Source extract
# This place is awesome....:)



## Fire1386 (May 27, 2017)

Just wanted to take a minute and say thank you to all who make this site the way it is. Had an issue on the lake the other day, motor would drop down in rpm's at WOT and then back up. I am fairly new to working on outboards, so when I came home I visited here and made a search and started reading.....looks like a fuel delivery problem.....started to make a list........ plugged fuel filter.....bad fuel hoses....bad primer bulb...dirty carb....bad fuel pump....etc, etc. Started searching for replacement parts and rebuild kits for all....so I had some idea of cost of each....went to NAPA for new fuel filter since old one was a NAPA part....went to the lake the next day....problem seems corrected, runs at WOT just as it should......not a major tear down and rebuild, but a first step in my ability to work on an outboard and correct the problem....this site was the reason.......thanks to all....


----------



## Johnny (May 27, 2017)

good job Fire !!
I also think this is ONE AWESOME FORUM to learn and share ideas and experiences.
don't know why, but, I have always been intimidated by outboard repairs (everyone has their own fears).
my last outboard issue was the same as yours - fuel delivery - very frustrating indeed.
if you don't have the first clue as what to look for or where to start.
starting at the carb and working back to the gas tank can be expensive in repairing/replacing things
that are not the problem...... my philosophy is to start at the tank and work towards the motor.
the most simplest issues can be the most frustrating and time consuming (but can be the cheapest to fix).
again - good job on your fix !!


----------



## Captain Ahab (May 27, 2017)

take full credit Thanks :mrgreen: :mrgreen: :mrgreen: :mrgreen: :mrgreen: :mrgreen: :mrgreen: :mrgreen: :mrgreen:


----------



## Jim (May 28, 2017)

Tasks and exercises
1/ In the outboard repair thread, what approach does Johnny take when tracking down a fuel delivery problem?
2/ Write the next part of the outboard repair thread, picking up right after its final line.

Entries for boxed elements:
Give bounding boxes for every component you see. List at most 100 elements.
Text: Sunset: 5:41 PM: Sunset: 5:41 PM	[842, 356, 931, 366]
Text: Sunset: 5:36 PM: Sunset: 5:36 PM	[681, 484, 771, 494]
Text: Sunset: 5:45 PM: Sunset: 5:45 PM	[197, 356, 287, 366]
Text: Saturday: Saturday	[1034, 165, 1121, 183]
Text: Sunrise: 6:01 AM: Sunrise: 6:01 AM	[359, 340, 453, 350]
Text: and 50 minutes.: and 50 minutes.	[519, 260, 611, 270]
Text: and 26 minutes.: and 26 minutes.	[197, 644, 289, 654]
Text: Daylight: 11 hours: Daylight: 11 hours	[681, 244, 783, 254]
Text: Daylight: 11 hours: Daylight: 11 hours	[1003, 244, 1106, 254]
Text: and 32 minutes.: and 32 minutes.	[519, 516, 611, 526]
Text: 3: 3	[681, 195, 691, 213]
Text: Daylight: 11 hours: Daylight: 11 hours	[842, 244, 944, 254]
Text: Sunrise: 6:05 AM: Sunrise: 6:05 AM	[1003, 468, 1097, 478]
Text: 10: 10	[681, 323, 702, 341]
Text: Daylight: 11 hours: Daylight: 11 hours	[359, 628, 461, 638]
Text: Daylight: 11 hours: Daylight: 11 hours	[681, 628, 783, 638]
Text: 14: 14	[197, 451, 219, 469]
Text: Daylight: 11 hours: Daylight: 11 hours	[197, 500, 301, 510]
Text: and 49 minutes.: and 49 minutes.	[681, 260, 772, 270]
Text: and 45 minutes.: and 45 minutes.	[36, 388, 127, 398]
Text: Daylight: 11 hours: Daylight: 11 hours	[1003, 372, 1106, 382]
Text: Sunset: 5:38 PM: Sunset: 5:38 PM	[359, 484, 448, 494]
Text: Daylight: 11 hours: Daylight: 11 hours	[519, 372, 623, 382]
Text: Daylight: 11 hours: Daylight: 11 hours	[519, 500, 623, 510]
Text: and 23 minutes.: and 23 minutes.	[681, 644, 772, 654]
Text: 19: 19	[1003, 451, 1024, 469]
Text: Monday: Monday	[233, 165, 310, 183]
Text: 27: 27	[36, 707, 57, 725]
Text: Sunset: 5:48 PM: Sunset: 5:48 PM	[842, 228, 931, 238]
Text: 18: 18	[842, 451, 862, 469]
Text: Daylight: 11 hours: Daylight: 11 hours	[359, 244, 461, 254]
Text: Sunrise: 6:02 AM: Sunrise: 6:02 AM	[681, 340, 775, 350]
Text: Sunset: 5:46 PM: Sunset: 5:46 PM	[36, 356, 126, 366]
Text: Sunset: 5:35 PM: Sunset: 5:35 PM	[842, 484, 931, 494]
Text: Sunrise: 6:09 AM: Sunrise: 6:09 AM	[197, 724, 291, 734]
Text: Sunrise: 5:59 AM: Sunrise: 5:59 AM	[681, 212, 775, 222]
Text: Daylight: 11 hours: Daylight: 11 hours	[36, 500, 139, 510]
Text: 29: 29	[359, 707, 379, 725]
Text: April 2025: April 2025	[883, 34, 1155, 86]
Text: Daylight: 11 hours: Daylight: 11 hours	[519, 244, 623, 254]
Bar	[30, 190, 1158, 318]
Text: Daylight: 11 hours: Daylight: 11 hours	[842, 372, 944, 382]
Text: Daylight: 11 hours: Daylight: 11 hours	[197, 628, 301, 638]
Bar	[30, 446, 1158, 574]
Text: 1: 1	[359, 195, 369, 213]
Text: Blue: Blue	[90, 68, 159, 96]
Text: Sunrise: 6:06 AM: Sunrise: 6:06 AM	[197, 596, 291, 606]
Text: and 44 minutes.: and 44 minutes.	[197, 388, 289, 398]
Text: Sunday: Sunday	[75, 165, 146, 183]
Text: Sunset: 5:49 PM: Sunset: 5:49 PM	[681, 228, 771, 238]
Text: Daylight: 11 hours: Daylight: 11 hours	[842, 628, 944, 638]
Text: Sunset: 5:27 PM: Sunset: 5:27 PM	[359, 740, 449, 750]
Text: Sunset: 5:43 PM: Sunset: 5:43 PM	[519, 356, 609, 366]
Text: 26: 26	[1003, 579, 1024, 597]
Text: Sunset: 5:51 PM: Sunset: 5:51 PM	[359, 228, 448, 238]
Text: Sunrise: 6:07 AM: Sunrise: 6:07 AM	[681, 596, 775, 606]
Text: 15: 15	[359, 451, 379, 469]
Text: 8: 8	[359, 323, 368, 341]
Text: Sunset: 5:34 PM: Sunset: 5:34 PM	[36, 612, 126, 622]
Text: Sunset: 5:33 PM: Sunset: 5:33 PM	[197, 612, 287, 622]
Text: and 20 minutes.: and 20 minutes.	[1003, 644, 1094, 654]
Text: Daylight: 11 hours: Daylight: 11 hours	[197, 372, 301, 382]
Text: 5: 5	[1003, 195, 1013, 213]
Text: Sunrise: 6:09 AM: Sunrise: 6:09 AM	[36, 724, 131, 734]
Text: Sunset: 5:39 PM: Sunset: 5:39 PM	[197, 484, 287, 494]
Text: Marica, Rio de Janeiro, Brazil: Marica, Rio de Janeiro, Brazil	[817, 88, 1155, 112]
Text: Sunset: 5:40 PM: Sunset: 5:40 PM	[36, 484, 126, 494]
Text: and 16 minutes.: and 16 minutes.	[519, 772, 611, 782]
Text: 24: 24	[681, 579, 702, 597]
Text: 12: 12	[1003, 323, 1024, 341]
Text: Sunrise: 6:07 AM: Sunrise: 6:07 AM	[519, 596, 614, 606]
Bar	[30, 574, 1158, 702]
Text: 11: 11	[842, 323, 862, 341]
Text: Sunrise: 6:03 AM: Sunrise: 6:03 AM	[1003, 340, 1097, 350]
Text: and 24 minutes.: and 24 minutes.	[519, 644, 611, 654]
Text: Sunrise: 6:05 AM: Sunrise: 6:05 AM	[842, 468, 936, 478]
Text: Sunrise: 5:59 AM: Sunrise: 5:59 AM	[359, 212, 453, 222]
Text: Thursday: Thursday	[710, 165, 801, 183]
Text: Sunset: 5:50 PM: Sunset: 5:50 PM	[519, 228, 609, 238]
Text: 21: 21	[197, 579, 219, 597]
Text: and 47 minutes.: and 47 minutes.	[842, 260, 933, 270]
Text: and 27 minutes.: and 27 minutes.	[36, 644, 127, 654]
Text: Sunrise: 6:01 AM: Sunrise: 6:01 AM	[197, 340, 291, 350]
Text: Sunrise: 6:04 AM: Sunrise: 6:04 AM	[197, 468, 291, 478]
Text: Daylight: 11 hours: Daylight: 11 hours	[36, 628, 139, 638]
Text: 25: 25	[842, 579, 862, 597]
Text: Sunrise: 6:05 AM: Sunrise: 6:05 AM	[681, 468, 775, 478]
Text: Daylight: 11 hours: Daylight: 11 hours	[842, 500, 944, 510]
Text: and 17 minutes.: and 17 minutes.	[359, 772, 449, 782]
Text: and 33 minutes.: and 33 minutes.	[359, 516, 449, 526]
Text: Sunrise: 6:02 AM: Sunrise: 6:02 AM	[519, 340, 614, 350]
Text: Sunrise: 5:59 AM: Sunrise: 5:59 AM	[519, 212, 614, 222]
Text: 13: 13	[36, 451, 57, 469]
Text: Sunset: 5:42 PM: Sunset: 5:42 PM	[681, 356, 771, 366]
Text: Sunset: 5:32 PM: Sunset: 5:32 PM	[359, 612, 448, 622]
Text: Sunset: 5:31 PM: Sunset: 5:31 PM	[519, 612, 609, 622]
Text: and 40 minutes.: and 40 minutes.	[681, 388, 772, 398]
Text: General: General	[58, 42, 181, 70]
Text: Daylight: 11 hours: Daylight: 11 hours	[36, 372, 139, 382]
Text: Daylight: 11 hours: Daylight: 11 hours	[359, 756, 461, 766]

Task responses
1/ He starts at the gas tank and works toward the motor.

2/
Awesome man! :beer:


----------



## fool4fish1226 (May 28, 2017)

:beer: :beer: :beer:


----------



## DaleH (May 28, 2017)

Glad...it..worked...for..you...but..man.....that...was.......tough..to...read.....


----------



## LDUBS (May 28, 2017)

DaleH said:


> Glad...it..worked...for..you...but..man.....that...was.......tough..to...read.....



Funny, I didn't even notice until I read your post. I think it made it easier for me to read, and that is all I will say on the subject ... period!


----------



## Fire1386 (May 28, 2017)

LOL sorry Dale. I will try and do better next time....


----------



## stinkfoot (May 28, 2017)

DaleH said:


> Glad...it..worked...for..you...but..man.....that...was.......tough..to...read.....


 Haha, I'm also a ... typist.....


----------



## WiskeyJaR (May 30, 2017)

I was able to read it just fine.....but then I ride a low horse :beer: :-


----------



## Jim (May 30, 2017)

WiskeyJaR said:


> I was able to read it just fine.....but then I ride a low horse :beer: :-



:LOL2:


----------



## Shoedawg (May 31, 2017)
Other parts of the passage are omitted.